** start SOURCE PASSAGE **

I have to add to what Jeff said… Every time I have brought up WAR (and wOBA) to a friend, the objections revolve strongly around these “made-up” numbers. This has been the challenge area and is potentially a very real problem for the adoption of sabermetrics going forward.

I can show a die-hard baseball fan WAR, explain it is based off UZR, wSB, UBR, and RAA which is based of wOBA, which is calculated by…. By the time we’re here only the true enthusiast is listening.

Yet I have even as I have gotten to this point with some friends and the linear weights, which could certainly appear very made up (and in a sense, they are), throw them off completely. Because they are complicated to produce and we are already this deep in explanation, the question marks anyone has remain, and people are still skeptical.

When you run into someone like this, my advice is to ask them why all hits should be valued equally and why walks shouldn’t count, if they like batting average. If they can’t give you an answer, their only choices are OPS or wOBA and wOBA is just better.

I often find asking questions of the skeptic can be helpful rather than trying to start by convincing them.

That’ll never work.

Not sure if you’ll see this, but using extreme run environments could help explain the changing weights.

If the team OBP is .750 (or anything really high), extra base hits aren’t as valuable compared to a walk or a single, because most players will score anyways.

Is there any stat that incorporates stolen bases into wOBA? I think something that credits a stolen base and punishes for a CS could really help for total offensive production and will show ability to create runs better.

We used to do this, but decided wOBA is better as a hitting only stat. We have baserunning stats that do exactly this; wSB, UBR and BsR (which is the first two combined).

I think it makes more sense to talk about the two skills separately and then add them together into stats like OFF or WAR. Ask if you have specific questions about any of these!

Alright, I am buying what you are selling. What is the OFF stat?

OFF is Batting Runs + Baserunning Runs. So what you have is essentially, wOBA converted into runs above average based on the number of PA, adjusted for park factors and then added to baserunning value.

Hey Neil, I actually have a question about the wSB calculations. I am very confident in calculations woba, I even calculate it for the German Baseball League. However, I keep SB and CS in my calculations because somehow I am not able to reconstruct the wSB values.

You have the run values and the woba values, which are just the run values divided by the woba scale. Even with all the information available here at FG it is impossible for me to recalculate the exact wSB values.

Could you please walk me through the wSB calculations of let us say Mike Trout?

very, very much appreciated and I am looking forward to further installments.

No problem. Let’s use Mike Trout 2013.

Trout stole 33 and was caught 7 times. runSB was .2 and runCS was -.382 per the Guts! page.

wSB = SB*runSB + CS*runCS – lgwSB*(1B+BB+HBP-IBB)

The only number you don’t have there is lgwSB, which is equal to SB*runSB+CS*runCS/(1B+BB+HBP-IBB) for the whole league.

So first you find lgwSB based on the entire league’s 2013 numbers, which equals 2693*.2 + 1007*-.382/(43596) = .0035

Then you take Trout’s numbers and plug them into the first formula.

wSB = (33*.2)+(7*-.382) – .0035*(224) and you get 3.142, which we round to 3.1.

Does OFF have a positional adjustment?

** end SOURCE PASSAGE **
** start DATA PROVIDED **

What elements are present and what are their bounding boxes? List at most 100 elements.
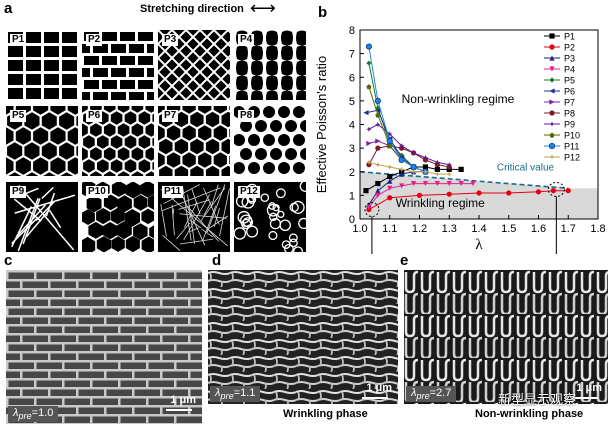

** end DATA PROVIDED **

*TO BE DONE*. List every statistic that the thread on WAR and wOBA says WAR is based on when explaining it to a baseball fan. The data is separate material, unrelated to the thread on WAR and wOBA.

*ANSWER TO THIS PROBLEM*. UZR, wSB, UBR, and RAA.